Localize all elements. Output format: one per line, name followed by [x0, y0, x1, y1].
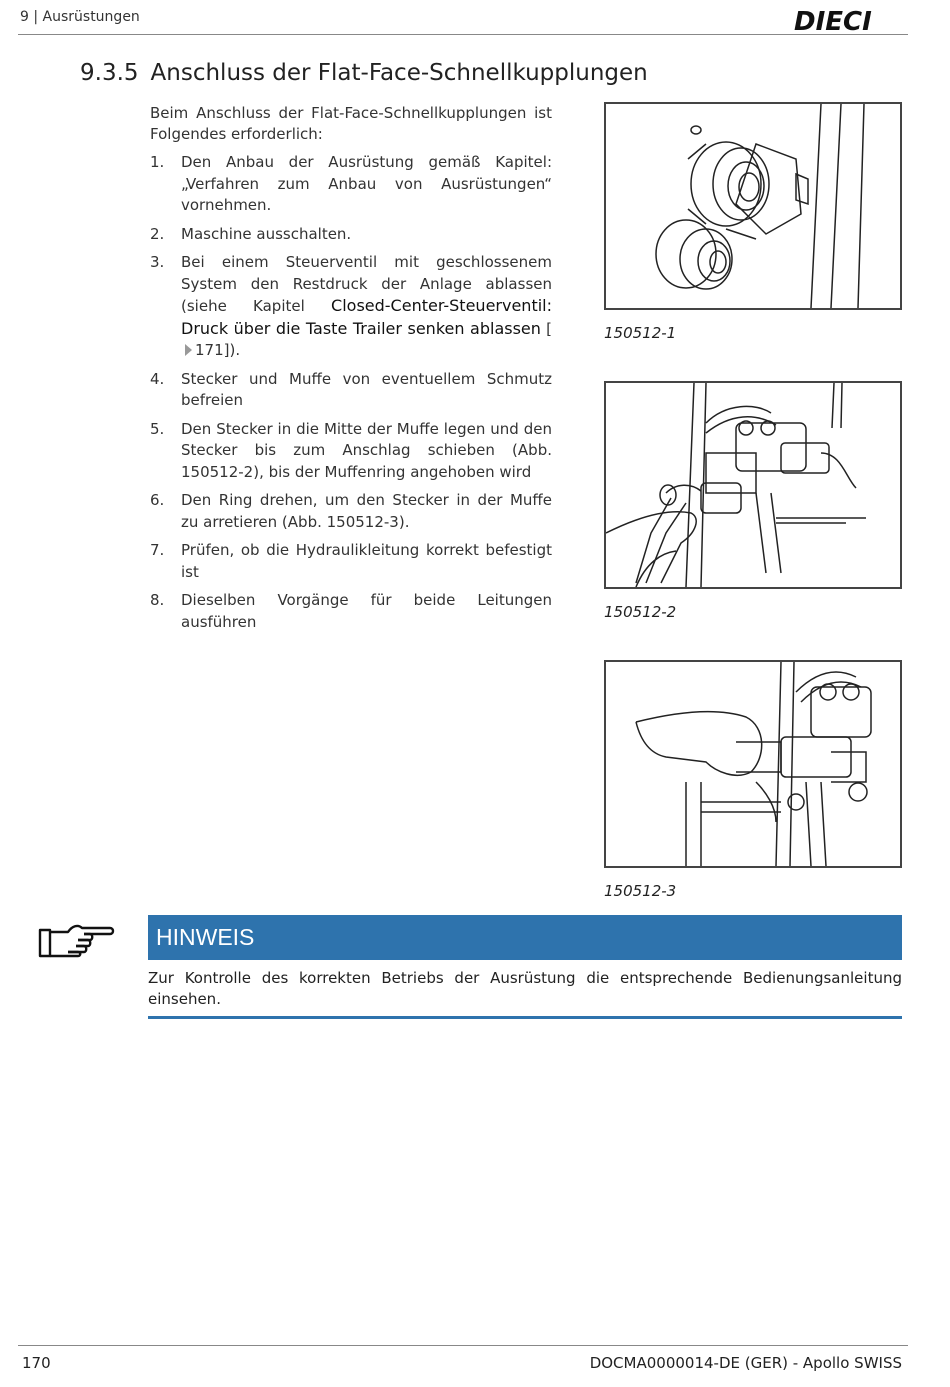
notice-title: HINWEIS: [156, 924, 255, 950]
document-reference: DOCMA0000014-DE (GER) - Apollo SWISS: [589, 1354, 902, 1372]
ring-rotation-illustration-icon: [606, 662, 900, 866]
notice-divider: [148, 1016, 902, 1019]
page-ref-link[interactable]: 171: [195, 341, 224, 359]
list-item: 1. Den Anbau der Ausrüstung gemäß Kapitel: „Verfahren zum Anbau von Ausrüstungen“ vornehmen.: [150, 153, 552, 214]
pointing-hand-icon: [38, 920, 116, 964]
section-heading: Anschluss der Flat-Face-Schnellkupplungen: [150, 60, 648, 86]
page-header: [18, 6, 908, 35]
list-item: 7. Prüfen, ob die Hydraulikleitung korrekt befestigt ist: [150, 541, 552, 581]
dieci-logo: [792, 6, 904, 38]
intro-paragraph: Beim Anschluss der Flat-Face-Schnellkupplungen ist Folgendes erforderlich:: [150, 104, 552, 143]
list-item: 4. Stecker und Muffe von eventuellem Schmutz befreien: [150, 369, 552, 409]
quick-coupling-illustration-icon: [606, 104, 900, 308]
page-number: 170: [22, 1354, 51, 1372]
section-number: 9.3.5: [80, 60, 139, 86]
page-footer: [18, 1345, 908, 1372]
coupling-insertion-illustration-icon: [606, 383, 900, 587]
list-item: 2. Maschine ausschalten.: [150, 224, 352, 243]
figure-150512-1: [604, 102, 902, 310]
list-item: 8. Dieselben Vorgänge für beide Leitungen ausführen: [150, 591, 552, 631]
figure-caption: 150512-3: [604, 882, 677, 900]
figure-150512-2: [604, 381, 902, 589]
figure-150512-3: [604, 660, 902, 868]
notice-header: [148, 915, 902, 960]
chapter-link[interactable]: Closed-Center-Steuerventil: Druck über die Taste Trailer senken ablassen: [181, 296, 552, 338]
list-item: 6. Den Ring drehen, um den Stecker in der Muffe zu arretieren (Abb. 150512-3).: [150, 491, 552, 531]
figure-caption: 150512-1: [604, 324, 677, 342]
section-title: [80, 60, 648, 86]
notice-text: Zur Kontrolle des korrekten Betriebs der Ausrüstung die entsprechende Bedienungsanleitung einsehen.: [148, 969, 902, 1008]
page-ref-arrow-icon: [185, 344, 192, 356]
section-label: 9 | Ausrüstungen: [20, 9, 140, 25]
list-item: 5. Den Stecker in die Mitte der Muffe legen und den Stecker bis zum Anschlag schieben (Abb. 150512-2), bis der Muffenring angehoben wird: [150, 419, 552, 481]
steps-list: [150, 152, 552, 640]
brand-logo-text: DIECI: [794, 7, 872, 34]
figure-caption: 150512-2: [604, 603, 677, 621]
list-item: 3. Bei einem Steuerventil mit geschlossenem System den Restdruck der Anlage ablassen (siehe Kapitel Closed-Center-Steuerventil: Druck über die Taste Trailer senken ablassen [171]).: [150, 253, 553, 359]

▬▬▬

** Exercise aim **
Find every line in the records that contains the string "Center", treating uppercase and lowercase as different, and copy each of those lines in full.

** Full answer **
chapter-link[interactable]: Closed-Center-Steuerventil: Druck über die Taste Trailer senken ablassen: [181, 296, 552, 338]
list-item: 3. Bei einem Steuerventil mit geschlossenem System den Restdruck der Anlage ablassen (siehe Kapitel Closed-Center-Steuerventil: Druck über die Taste Trailer senken ablassen [171]).: [150, 253, 553, 359]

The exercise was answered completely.